### [Problem statement]
Using the listing below, give the number of lines where "Trần" appears, and nothing else.

### [Dataset entries]

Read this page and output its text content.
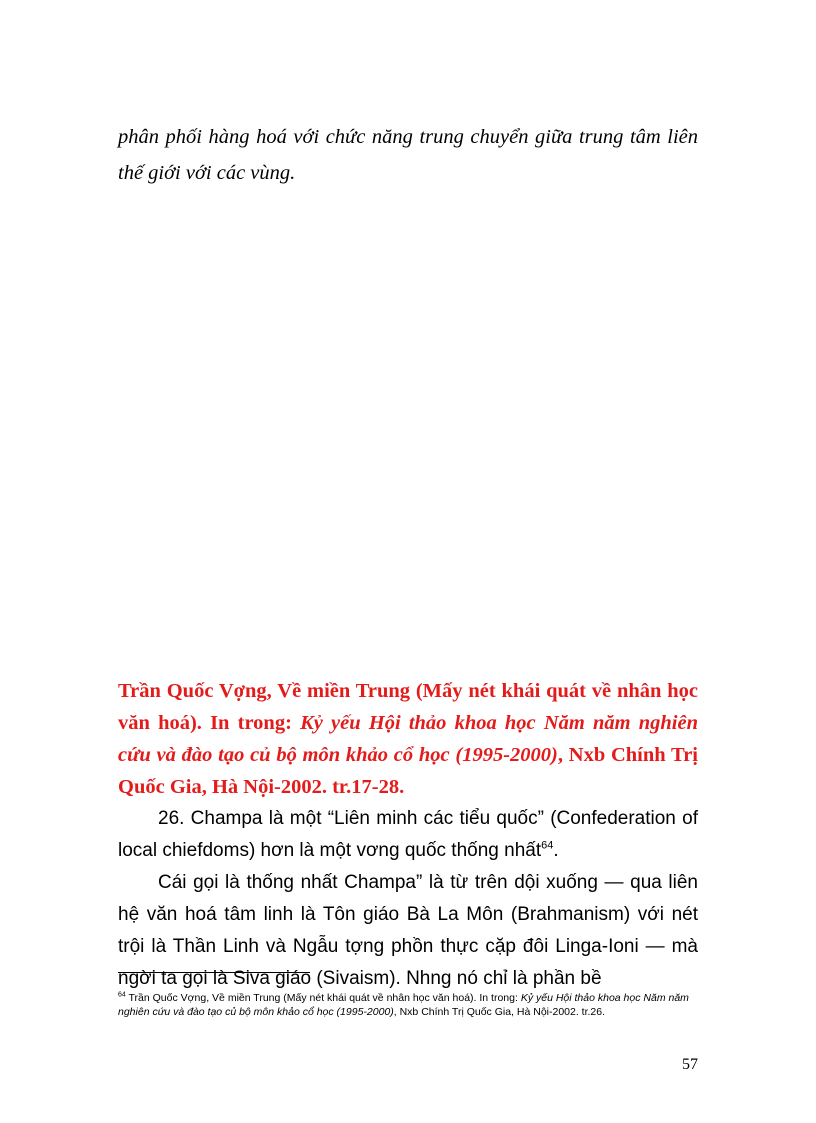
phân phối hàng hoá với chức năng trung chuyển giữa trung tâm liên thế giới với các vùng.

Trần Quốc Vợng, Về miền Trung (Mấy nét khái quát về nhân học văn hoá). In trong: Kỷ yếu Hội thảo khoa học Năm năm nghiên cứu và đào tạo củ bộ môn khảo cổ học (1995-2000), Nxb Chính Trị Quốc Gia, Hà Nội-2002. tr.17-28.

26. Champa là một “Liên minh các tiểu quốc” (Confederation of local chiefdoms) hơn là một vơng quốc thống nhất$^{64}$.

Cái gọi là thống nhất Champa” là từ trên dội xuống — qua liên hệ văn hoá tâm linh là Tôn giáo Bà La Môn (Brahmanism) với nét trội là Thần Linh và Ngẫu tợng phồn thực cặp đôi Linga-Ioni — mà ngời ta gọi là Siva giáo (Sivaism). Nhng nó chỉ là phần bề

$^{64}$ Trần Quốc Vợng, Về miền Trung (Mấy nét khái quát về nhân học văn hoá). In trong: Kỷ yếu Hội thảo khoa học Năm năm nghiên cứu và đào tạo củ bộ môn khảo cổ học (1995-2000), Nxb Chính Trị Quốc Gia, Hà Nội-2002. tr.26.

57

### [Exercise solution]
2